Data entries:
################
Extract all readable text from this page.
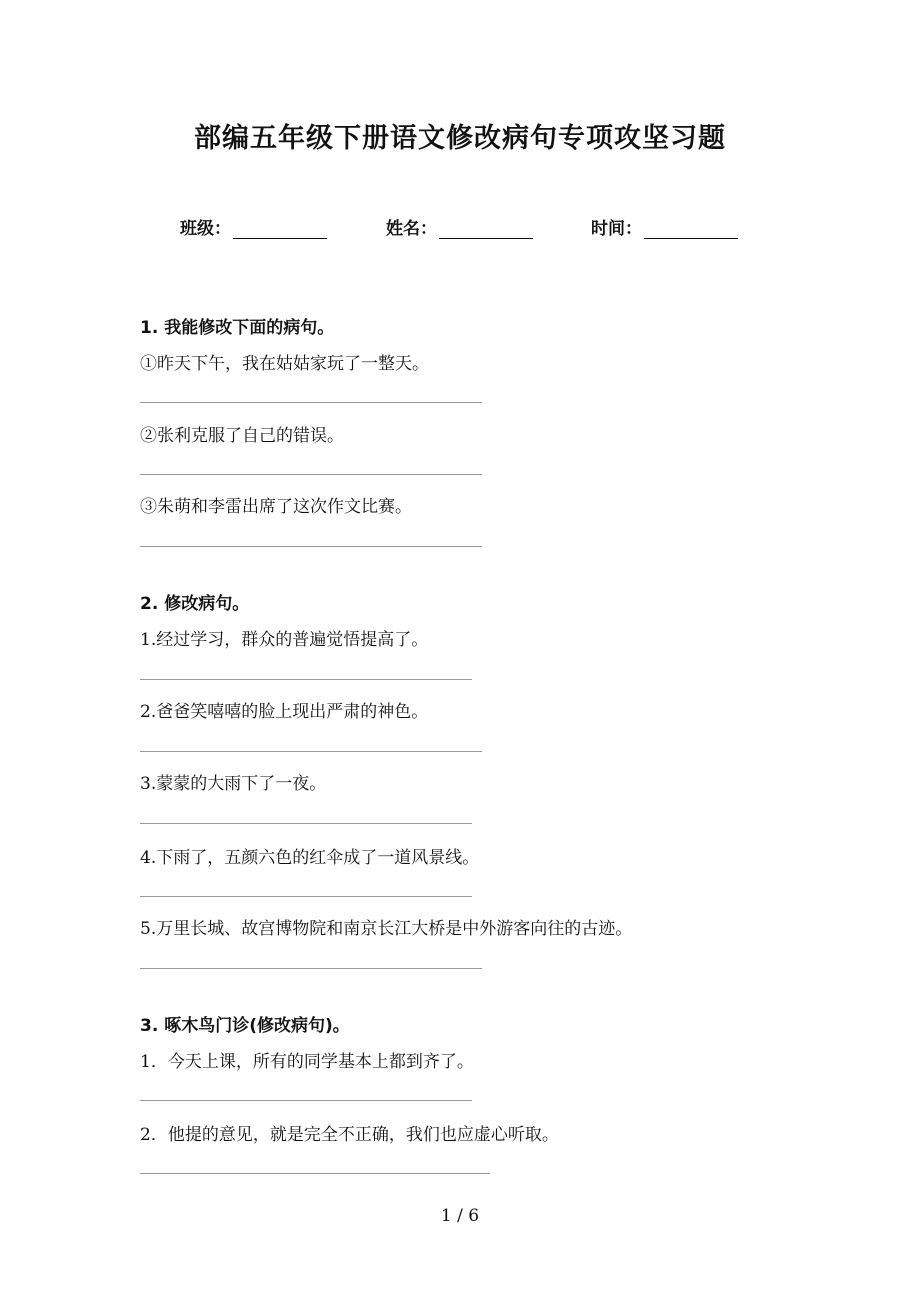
部编五年级下册语文修改病句专项攻坚习题
班级：	姓名：	时间：
1. 我能修改下面的病句。
①昨天下午，我在姑姑家玩了一整天。
②张利克服了自己的错误。
③朱萌和李雷出席了这次作文比赛。
2. 修改病句。
1.经过学习，群众的普遍觉悟提高了。
2.爸爸笑嘻嘻的脸上现出严肃的神色。
3.蒙蒙的大雨下了一夜。
4.下雨了，五颜六色的红伞成了一道风景线。
5.万里长城、故宫博物院和南京长江大桥是中外游客向往的古迹。
3. 啄木鸟门诊(修改病句)。
1．今天上课，所有的同学基本上都到齐了。
2．他提的意见，就是完全不正确，我们也应虚心听取。
1 / 6
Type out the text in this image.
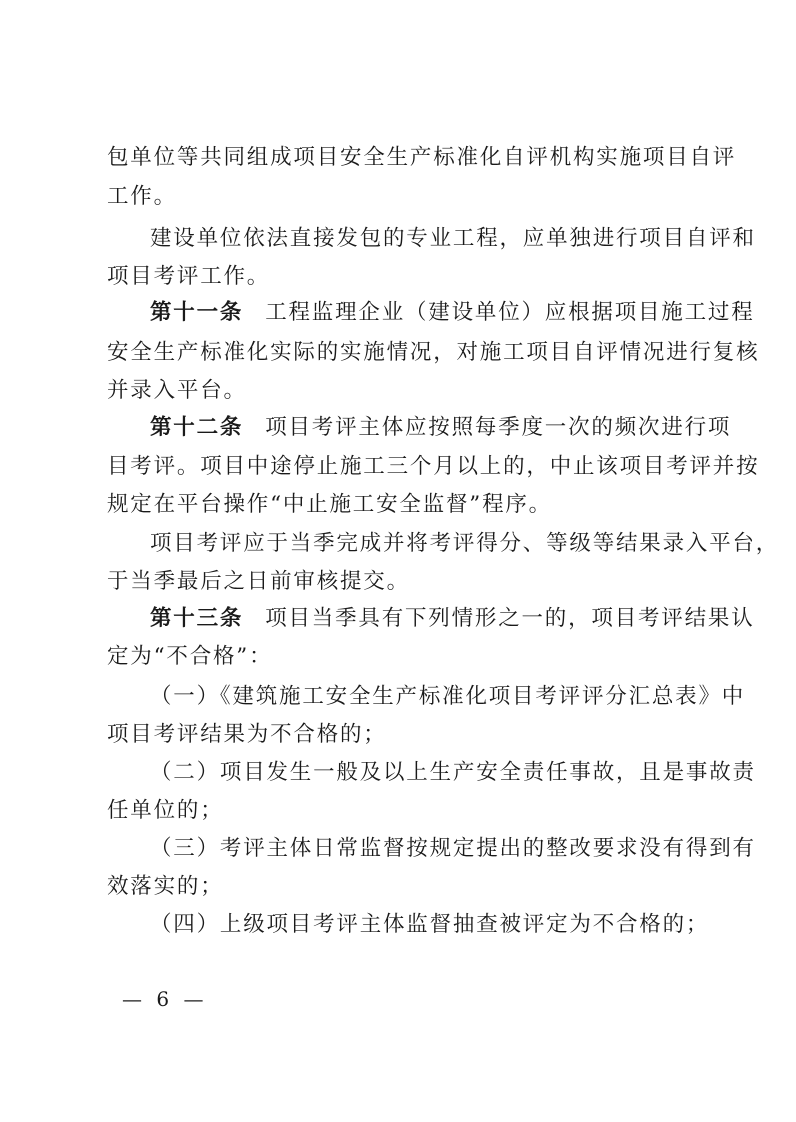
包单位等共同组成项目安全生产标准化自评机构实施项目自评
工作。
建设单位依法直接发包的专业工程，应单独进行项目自评和
项目考评工作。
第十一条 工程监理企业（建设单位）应根据项目施工过程
安全生产标准化实际的实施情况，对施工项目自评情况进行复核
并录入平台。
第十二条 项目考评主体应按照每季度一次的频次进行项
目考评。项目中途停止施工三个月以上的，中止该项目考评并按
规定在平台操作“中止施工安全监督”程序。
项目考评应于当季完成并将考评得分、等级等结果录入平台，
于当季最后之日前审核提交。
第十三条 项目当季具有下列情形之一的，项目考评结果认
定为“不合格”：
（一）《建筑施工安全生产标准化项目考评评分汇总表》中
项目考评结果为不合格的；
（二）项目发生一般及以上生产安全责任事故，且是事故责
任单位的；
（三）考评主体日常监督按规定提出的整改要求没有得到有
效落实的；
（四）上级项目考评主体监督抽查被评定为不合格的；
— 6 —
################
Search the entries for the word "text" and gather every line where it appears.

Extract all readable text from this page.
Type out the text in this image.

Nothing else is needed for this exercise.